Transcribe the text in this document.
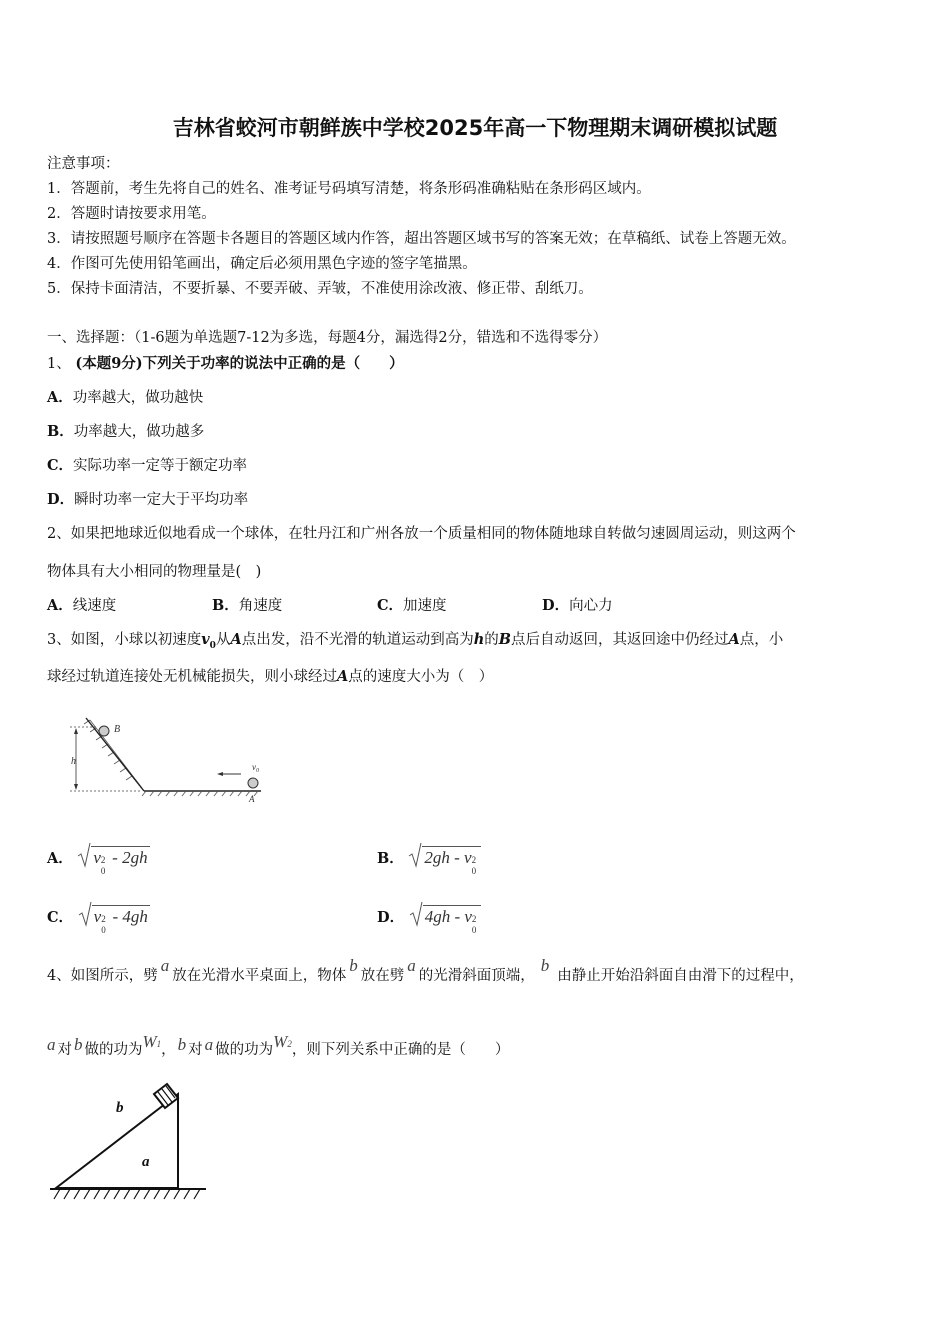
吉林省蛟河市朝鲜族中学校2025年高一下物理期末调研模拟试题
注意事项：
1．答题前，考生先将自己的姓名、准考证号码填写清楚，将条形码准确粘贴在条形码区域内。
2．答题时请按要求用笔。
3．请按照题号顺序在答题卡各题目的答题区域内作答，超出答题区域书写的答案无效；在草稿纸、试卷上答题无效。
4．作图可先使用铅笔画出，确定后必须用黑色字迹的签字笔描黑。
5．保持卡面清洁，不要折暴、不要弄破、弄皱，不准使用涂改液、修正带、刮纸刀。
一、选择题：（1-6题为单选题7-12为多选，每题4分，漏选得2分，错选和不选得零分）
1、 (本题9分)下列关于功率的说法中正确的是（　　）
A．功率越大，做功越快
B．功率越大，做功越多
C．实际功率一定等于额定功率
D．瞬时功率一定大于平均功率
2、如果把地球近似地看成一个球体，在牡丹江和广州各放一个质量相同的物体随地球自转做匀速圆周运动，则这两个
物体具有大小相同的物理量是(　)
A．线速度	B．角速度	C．加速度	D．向心力
3、如图，小球以初速度$v_0$从A点出发，沿不光滑的轨道运动到高为h的B点后自动返回，其返回途中仍经过A点，小
球经过轨道连接处无机械能损失，则小球经过A点的速度大小为（　）
B
h
A
$v_0$
A． v 2
0
- 2gh	B． 2gh - v 2
0
C． v 2
0
- 4gh	D． 4gh - v 2
0
4、如图所示，劈a放在光滑水平桌面上，物体b放在劈a的光滑斜面顶端，b由静止开始沿斜面自由滑下的过程中，
a 对 b 做的功为W1， b 对 a 做的功为W2，则下列关系中正确的是（　　）
b
a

========

_Short task_:
Write out the entries above verbatim; the pictures do not belong in your copy.

_Solved exercise_:
Transcribe the text in this document.
吉林省蛟河市朝鲜族中学校2025年高一下物理期末调研模拟试题
注意事项：
1．答题前，考生先将自己的姓名、准考证号码填写清楚，将条形码准确粘贴在条形码区域内。
2．答题时请按要求用笔。
3．请按照题号顺序在答题卡各题目的答题区域内作答，超出答题区域书写的答案无效；在草稿纸、试卷上答题无效。
4．作图可先使用铅笔画出，确定后必须用黑色字迹的签字笔描黑。
5．保持卡面清洁，不要折暴、不要弄破、弄皱，不准使用涂改液、修正带、刮纸刀。
一、选择题：（1-6题为单选题7-12为多选，每题4分，漏选得2分，错选和不选得零分）
1、 (本题9分)下列关于功率的说法中正确的是（　　）
A．功率越大，做功越快
B．功率越大，做功越多
C．实际功率一定等于额定功率
D．瞬时功率一定大于平均功率
2、如果把地球近似地看成一个球体，在牡丹江和广州各放一个质量相同的物体随地球自转做匀速圆周运动，则这两个
物体具有大小相同的物理量是(　)
A．线速度	B．角速度	C．加速度	D．向心力
3、如图，小球以初速度$v_0$从A点出发，沿不光滑的轨道运动到高为h的B点后自动返回，其返回途中仍经过A点，小
球经过轨道连接处无机械能损失，则小球经过A点的速度大小为（　）
B
h
A
$v_0$
A． v 2
0
- 2gh	B． 2gh - v 2
0
C． v 2
0
- 4gh	D． 4gh - v 2
0
4、如图所示，劈a放在光滑水平桌面上，物体b放在劈a的光滑斜面顶端，b由静止开始沿斜面自由滑下的过程中，
a 对 b 做的功为W1， b 对 a 做的功为W2，则下列关系中正确的是（　　）
b
a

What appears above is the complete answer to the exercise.